- _Entries from a dataset_:
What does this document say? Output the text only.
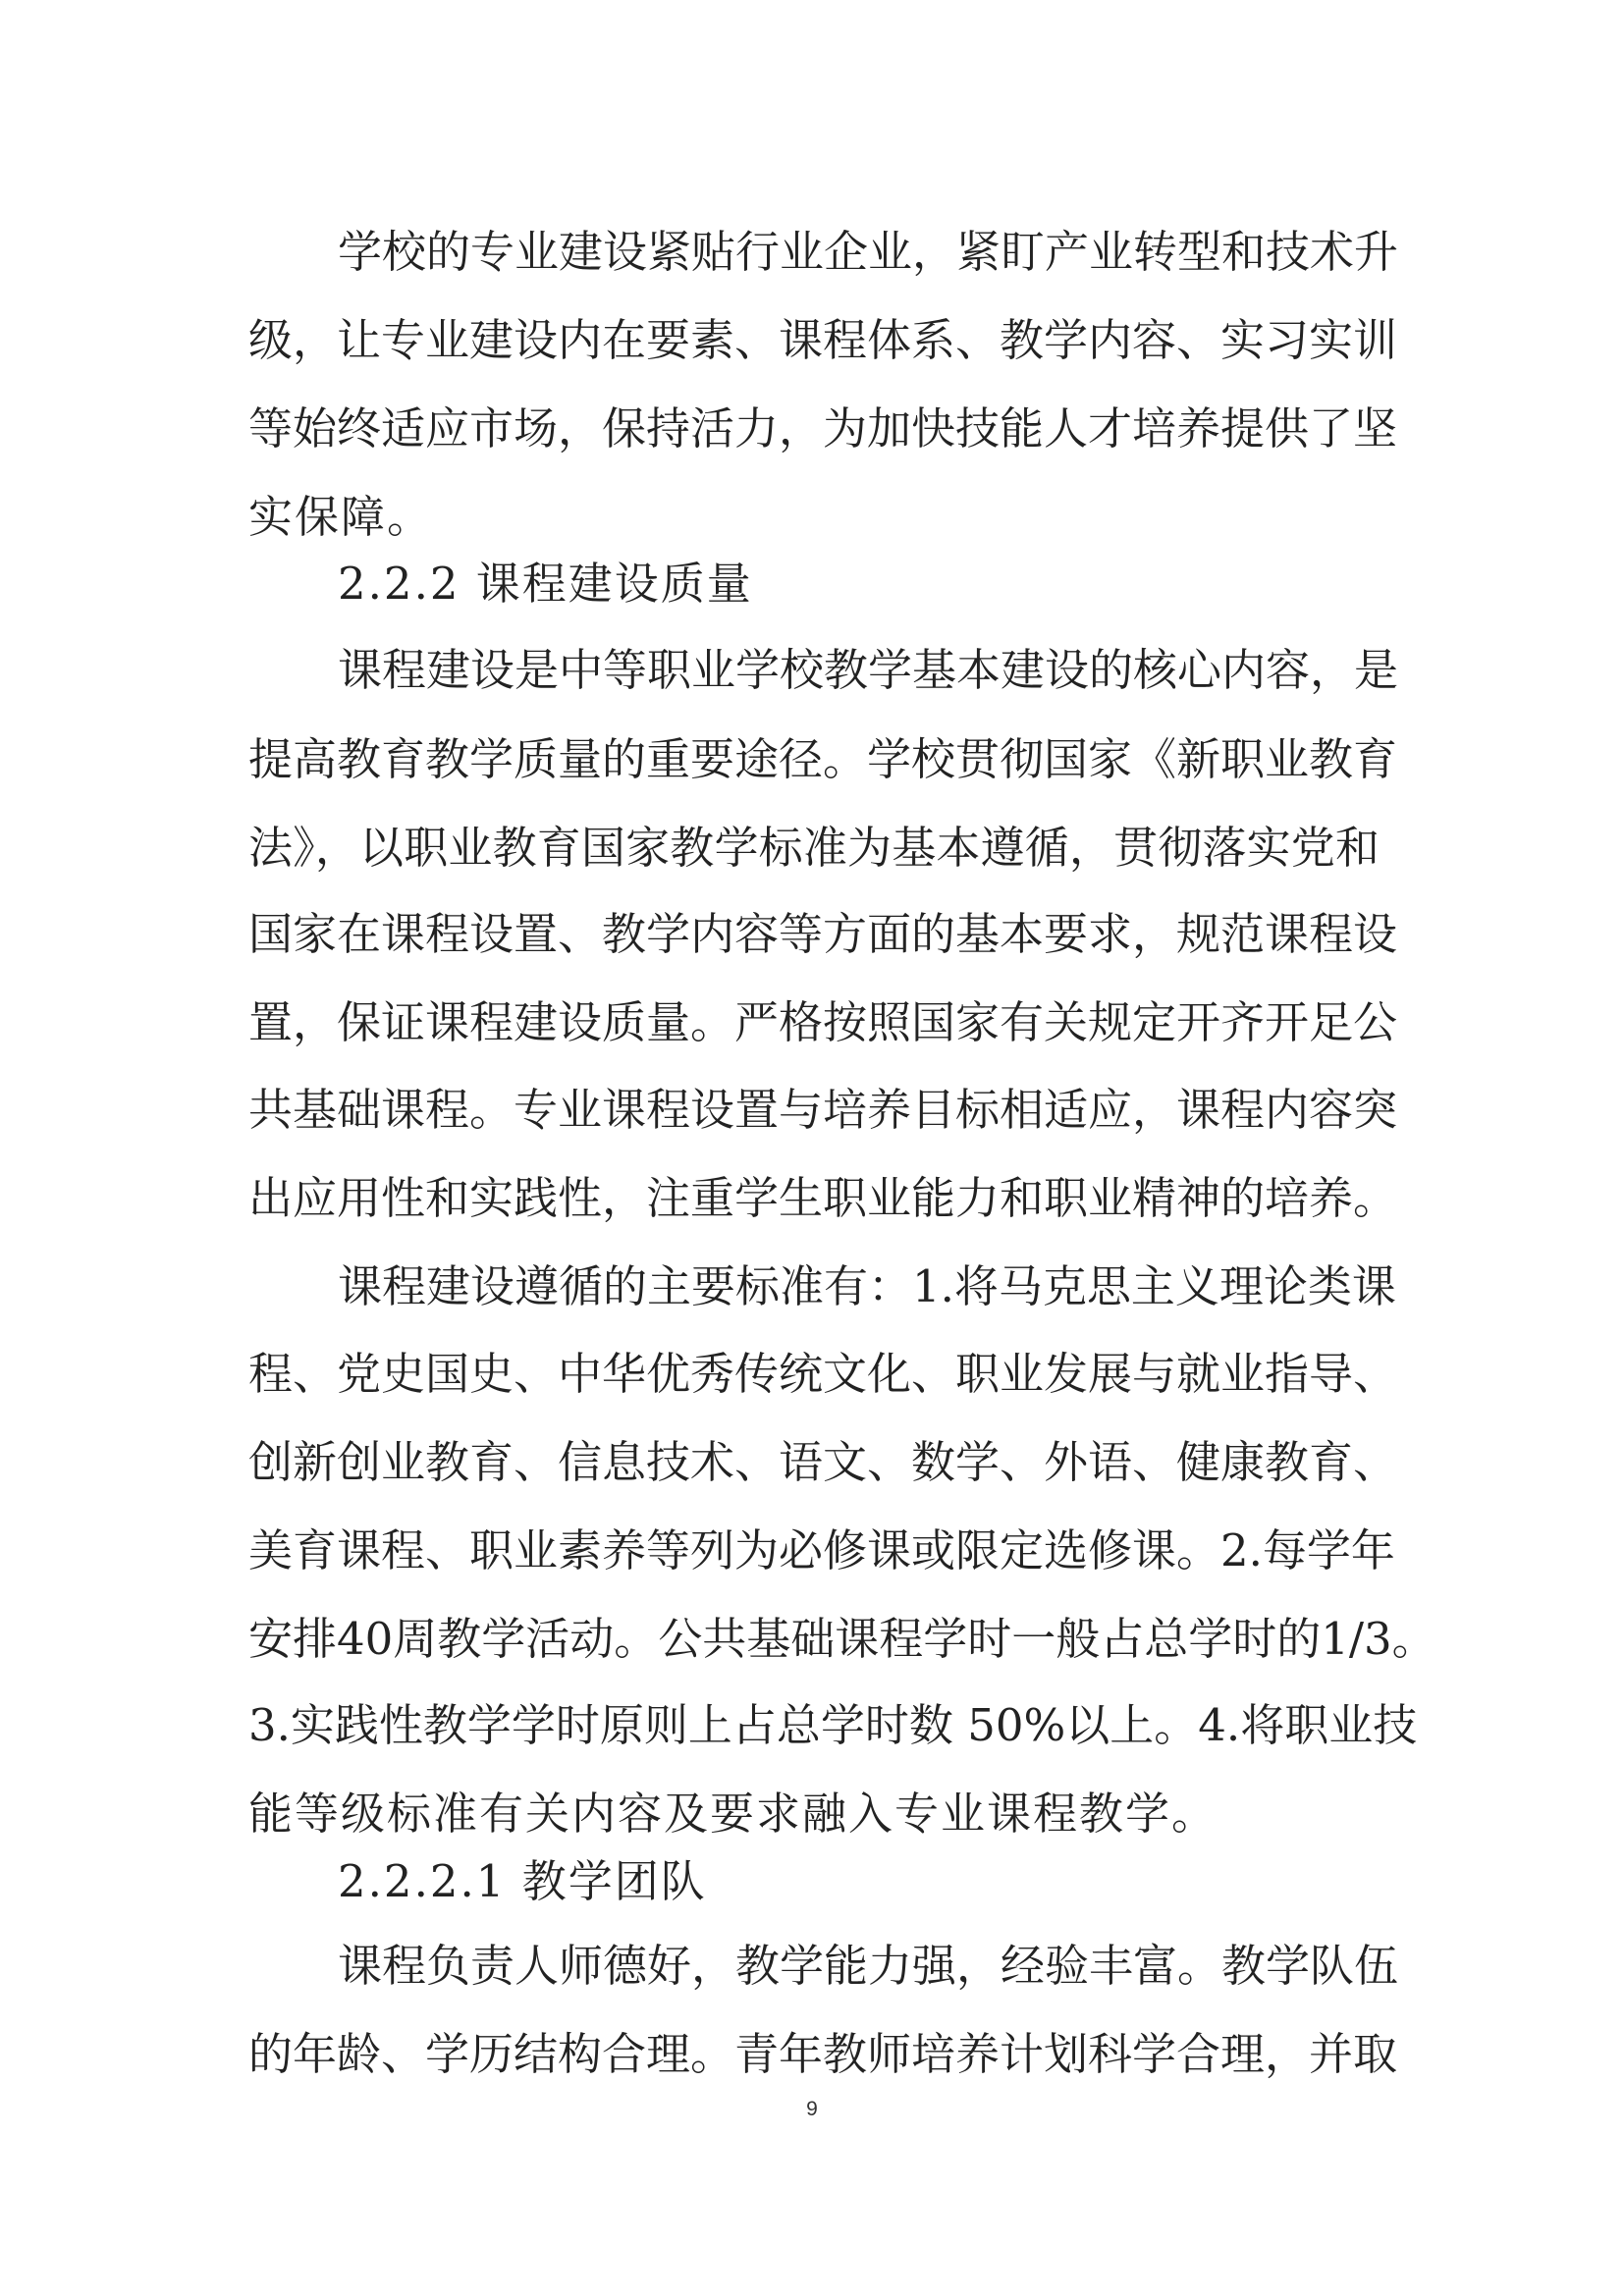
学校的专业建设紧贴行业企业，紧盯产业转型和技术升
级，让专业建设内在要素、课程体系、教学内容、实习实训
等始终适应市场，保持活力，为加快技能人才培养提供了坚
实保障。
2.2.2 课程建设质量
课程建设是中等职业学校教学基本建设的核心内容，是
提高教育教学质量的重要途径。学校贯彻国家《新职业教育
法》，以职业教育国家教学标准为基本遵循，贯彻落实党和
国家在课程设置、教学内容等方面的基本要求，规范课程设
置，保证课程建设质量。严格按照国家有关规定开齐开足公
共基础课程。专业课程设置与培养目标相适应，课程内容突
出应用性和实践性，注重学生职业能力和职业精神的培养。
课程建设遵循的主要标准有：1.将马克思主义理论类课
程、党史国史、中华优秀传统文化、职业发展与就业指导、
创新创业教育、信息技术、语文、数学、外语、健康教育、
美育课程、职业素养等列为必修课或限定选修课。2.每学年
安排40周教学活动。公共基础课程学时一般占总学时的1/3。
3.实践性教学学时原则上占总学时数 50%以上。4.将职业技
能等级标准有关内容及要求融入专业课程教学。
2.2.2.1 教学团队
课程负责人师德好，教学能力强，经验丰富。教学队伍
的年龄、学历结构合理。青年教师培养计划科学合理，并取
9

---

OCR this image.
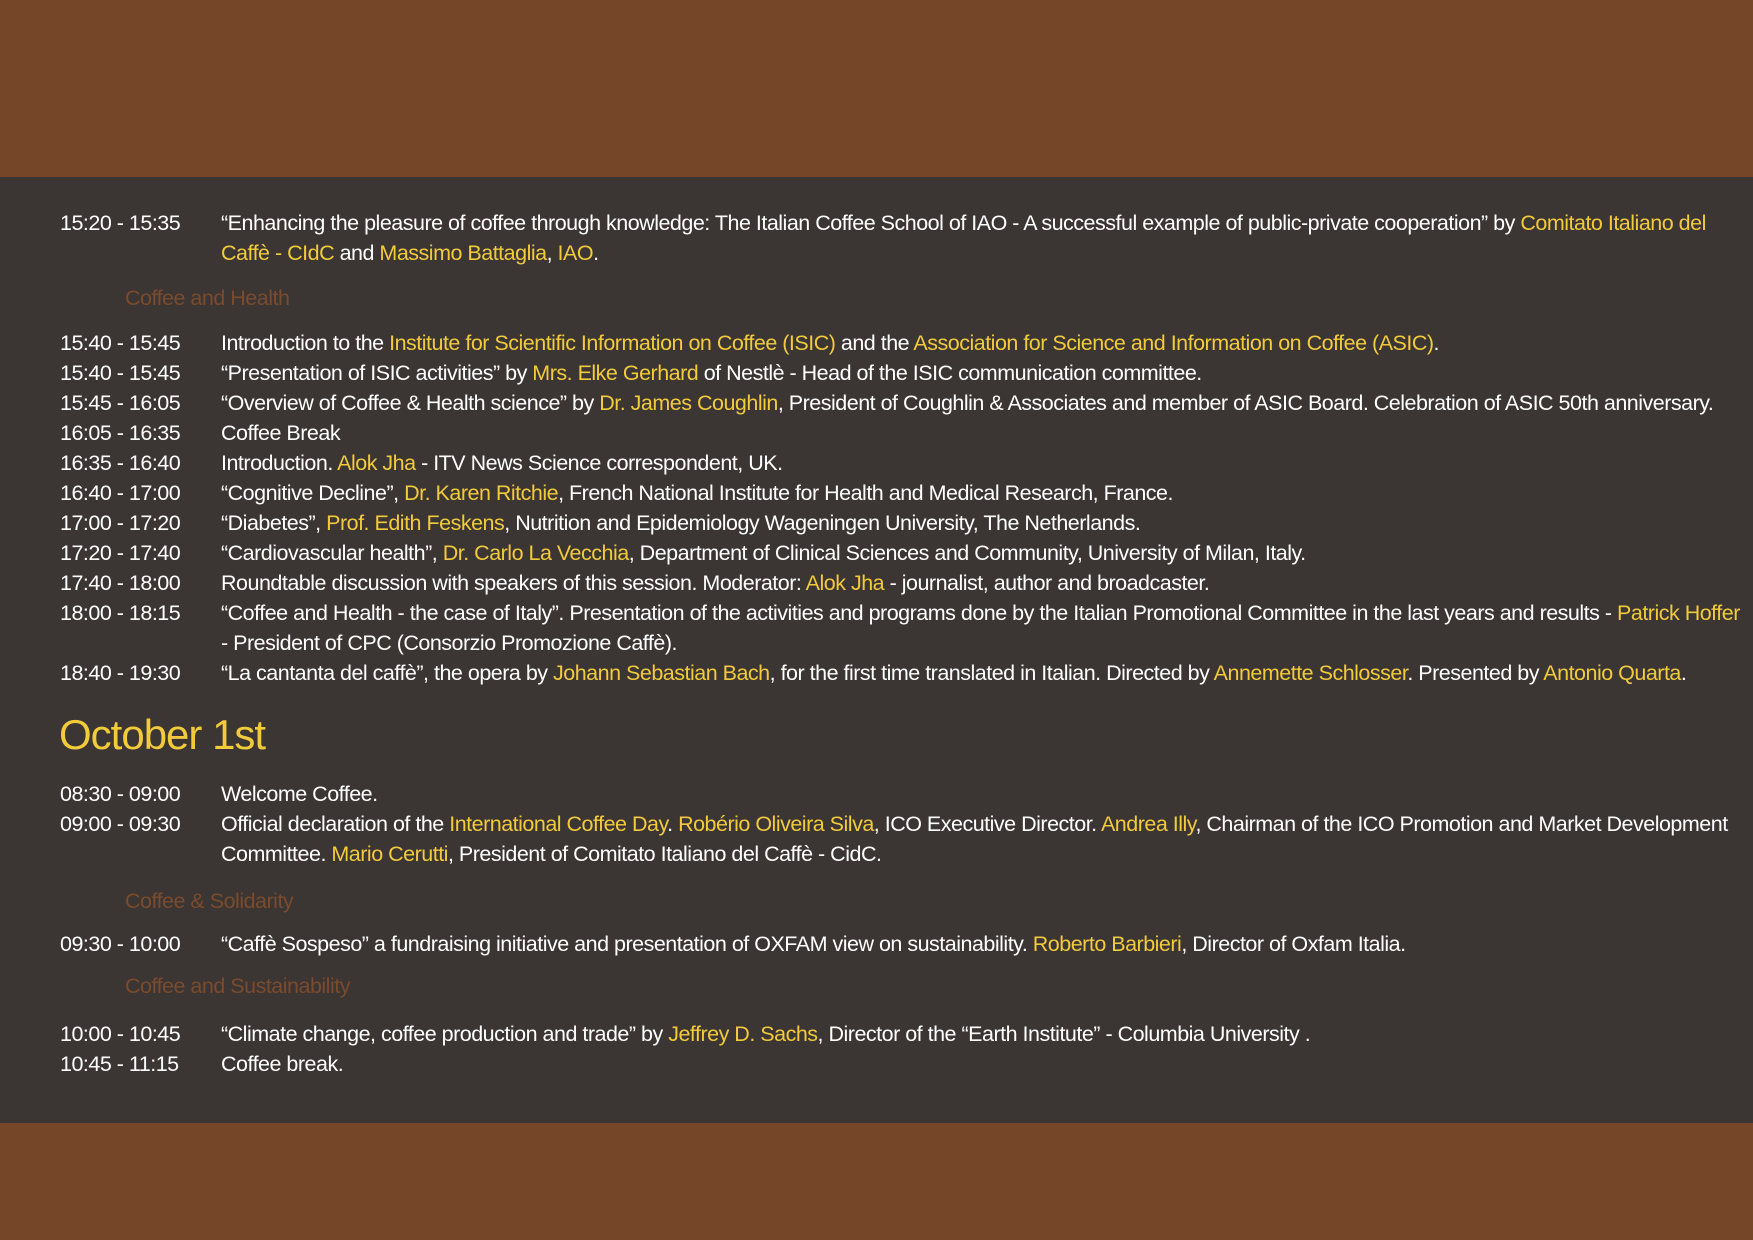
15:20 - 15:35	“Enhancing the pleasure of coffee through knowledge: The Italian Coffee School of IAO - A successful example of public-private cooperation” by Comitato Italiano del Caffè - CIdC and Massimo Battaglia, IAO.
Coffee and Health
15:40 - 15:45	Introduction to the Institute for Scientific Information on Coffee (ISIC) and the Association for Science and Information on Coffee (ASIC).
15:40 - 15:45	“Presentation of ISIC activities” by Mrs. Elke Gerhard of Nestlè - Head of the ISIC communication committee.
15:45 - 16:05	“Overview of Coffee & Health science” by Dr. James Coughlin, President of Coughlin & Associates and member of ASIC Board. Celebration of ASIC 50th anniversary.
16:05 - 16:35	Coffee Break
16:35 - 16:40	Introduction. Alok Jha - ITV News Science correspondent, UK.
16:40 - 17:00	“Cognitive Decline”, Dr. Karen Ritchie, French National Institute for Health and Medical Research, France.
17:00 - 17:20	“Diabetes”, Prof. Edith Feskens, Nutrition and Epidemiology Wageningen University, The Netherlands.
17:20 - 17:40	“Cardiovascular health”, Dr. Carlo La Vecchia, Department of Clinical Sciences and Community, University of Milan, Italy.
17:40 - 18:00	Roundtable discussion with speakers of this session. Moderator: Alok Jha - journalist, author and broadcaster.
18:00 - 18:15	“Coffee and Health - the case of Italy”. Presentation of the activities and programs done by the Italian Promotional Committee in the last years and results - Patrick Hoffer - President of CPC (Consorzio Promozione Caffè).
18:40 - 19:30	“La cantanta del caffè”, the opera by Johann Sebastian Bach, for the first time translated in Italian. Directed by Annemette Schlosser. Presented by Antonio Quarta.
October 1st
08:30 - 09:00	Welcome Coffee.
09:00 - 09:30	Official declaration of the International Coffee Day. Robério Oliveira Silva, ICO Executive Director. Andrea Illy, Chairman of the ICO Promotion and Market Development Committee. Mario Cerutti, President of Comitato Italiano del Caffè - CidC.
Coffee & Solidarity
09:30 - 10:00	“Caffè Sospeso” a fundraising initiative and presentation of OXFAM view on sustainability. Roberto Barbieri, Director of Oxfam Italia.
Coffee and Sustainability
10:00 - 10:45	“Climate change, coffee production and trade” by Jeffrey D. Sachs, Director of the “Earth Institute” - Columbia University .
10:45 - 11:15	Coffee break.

==

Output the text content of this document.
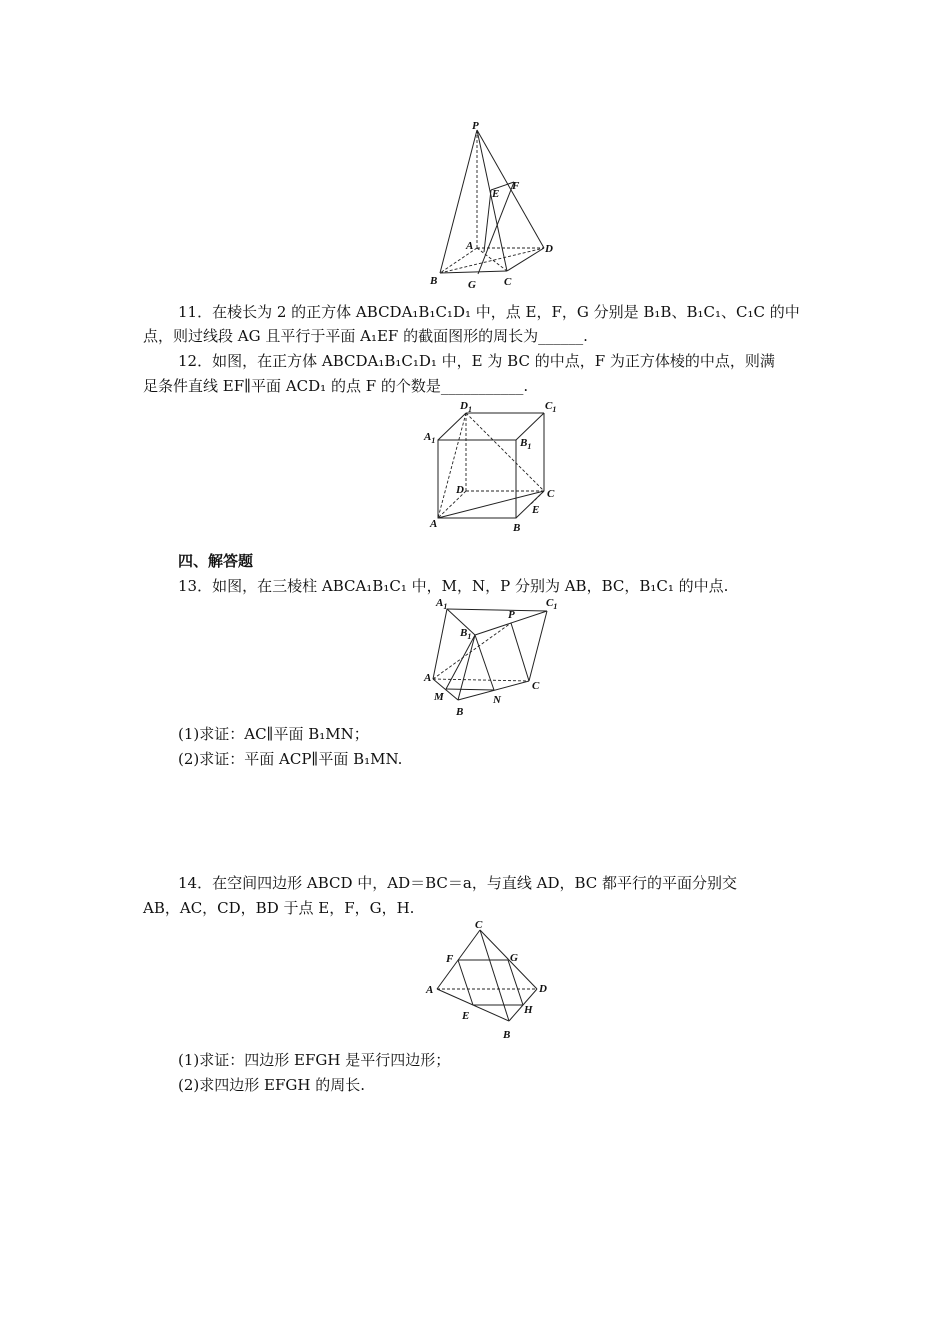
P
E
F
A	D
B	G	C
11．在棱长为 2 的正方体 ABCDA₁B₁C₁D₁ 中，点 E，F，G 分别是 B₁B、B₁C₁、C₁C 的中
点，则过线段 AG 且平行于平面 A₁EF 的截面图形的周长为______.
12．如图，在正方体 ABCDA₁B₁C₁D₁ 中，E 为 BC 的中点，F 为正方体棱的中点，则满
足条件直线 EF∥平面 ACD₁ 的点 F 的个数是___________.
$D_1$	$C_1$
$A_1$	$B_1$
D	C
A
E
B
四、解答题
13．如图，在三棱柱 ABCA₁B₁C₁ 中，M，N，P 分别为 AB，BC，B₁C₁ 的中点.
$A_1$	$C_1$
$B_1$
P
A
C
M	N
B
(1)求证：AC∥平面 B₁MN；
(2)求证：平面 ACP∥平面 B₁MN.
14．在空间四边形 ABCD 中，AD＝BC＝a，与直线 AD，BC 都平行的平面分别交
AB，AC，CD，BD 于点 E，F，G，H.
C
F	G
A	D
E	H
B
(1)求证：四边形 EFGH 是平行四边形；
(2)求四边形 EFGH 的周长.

- _Given instruction_:
Look through the material and copy each line that has "Italiano".

- _Completed exercise_:
15:20 - 15:35	“Enhancing the pleasure of coffee through knowledge: The Italian Coffee School of IAO - A successful example of public-private cooperation” by Comitato Italiano del Caffè - CIdC and Massimo Battaglia, IAO.
09:00 - 09:30	Official declaration of the International Coffee Day. Robério Oliveira Silva, ICO Executive Director. Andrea Illy, Chairman of the ICO Promotion and Market Development Committee. Mario Cerutti, President of Comitato Italiano del Caffè - CidC.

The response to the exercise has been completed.